Extract the listing below in full, unchanged.

** Start MATERIAL SUPPLIED **

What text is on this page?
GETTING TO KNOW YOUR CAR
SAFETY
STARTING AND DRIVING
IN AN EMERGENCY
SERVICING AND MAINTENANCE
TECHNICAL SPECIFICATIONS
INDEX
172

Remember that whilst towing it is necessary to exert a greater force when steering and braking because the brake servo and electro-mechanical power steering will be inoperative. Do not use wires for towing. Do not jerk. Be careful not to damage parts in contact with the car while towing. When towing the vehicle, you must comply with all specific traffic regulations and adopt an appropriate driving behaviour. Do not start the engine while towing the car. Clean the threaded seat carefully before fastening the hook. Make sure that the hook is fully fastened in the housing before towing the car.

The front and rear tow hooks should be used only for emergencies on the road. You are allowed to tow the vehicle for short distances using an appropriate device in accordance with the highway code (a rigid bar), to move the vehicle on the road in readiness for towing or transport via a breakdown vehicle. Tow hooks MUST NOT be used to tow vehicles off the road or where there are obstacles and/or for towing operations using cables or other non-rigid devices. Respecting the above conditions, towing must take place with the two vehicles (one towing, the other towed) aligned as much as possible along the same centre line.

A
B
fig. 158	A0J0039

** End MATERIAL SUPPLIED **

**EXERCISE OUTPUT**
What text is on this page?
GETTING TO KNOW YOUR CAR
SAFETY
STARTING AND DRIVING
IN AN EMERGENCY
SERVICING AND MAINTENANCE
TECHNICAL SPECIFICATIONS
INDEX
172

Remember that whilst towing it is necessary to exert a greater force when steering and braking because the brake servo and electro-mechanical power steering will be inoperative. Do not use wires for towing. Do not jerk. Be careful not to damage parts in contact with the car while towing. When towing the vehicle, you must comply with all specific traffic regulations and adopt an appropriate driving behaviour. Do not start the engine while towing the car. Clean the threaded seat carefully before fastening the hook. Make sure that the hook is fully fastened in the housing before towing the car.

The front and rear tow hooks should be used only for emergencies on the road. You are allowed to tow the vehicle for short distances using an appropriate device in accordance with the highway code (a rigid bar), to move the vehicle on the road in readiness for towing or transport via a breakdown vehicle. Tow hooks MUST NOT be used to tow vehicles off the road or where there are obstacles and/or for towing operations using cables or other non-rigid devices. Respecting the above conditions, towing must take place with the two vehicles (one towing, the other towed) aligned as much as possible along the same centre line.

A
B
fig. 158	A0J0039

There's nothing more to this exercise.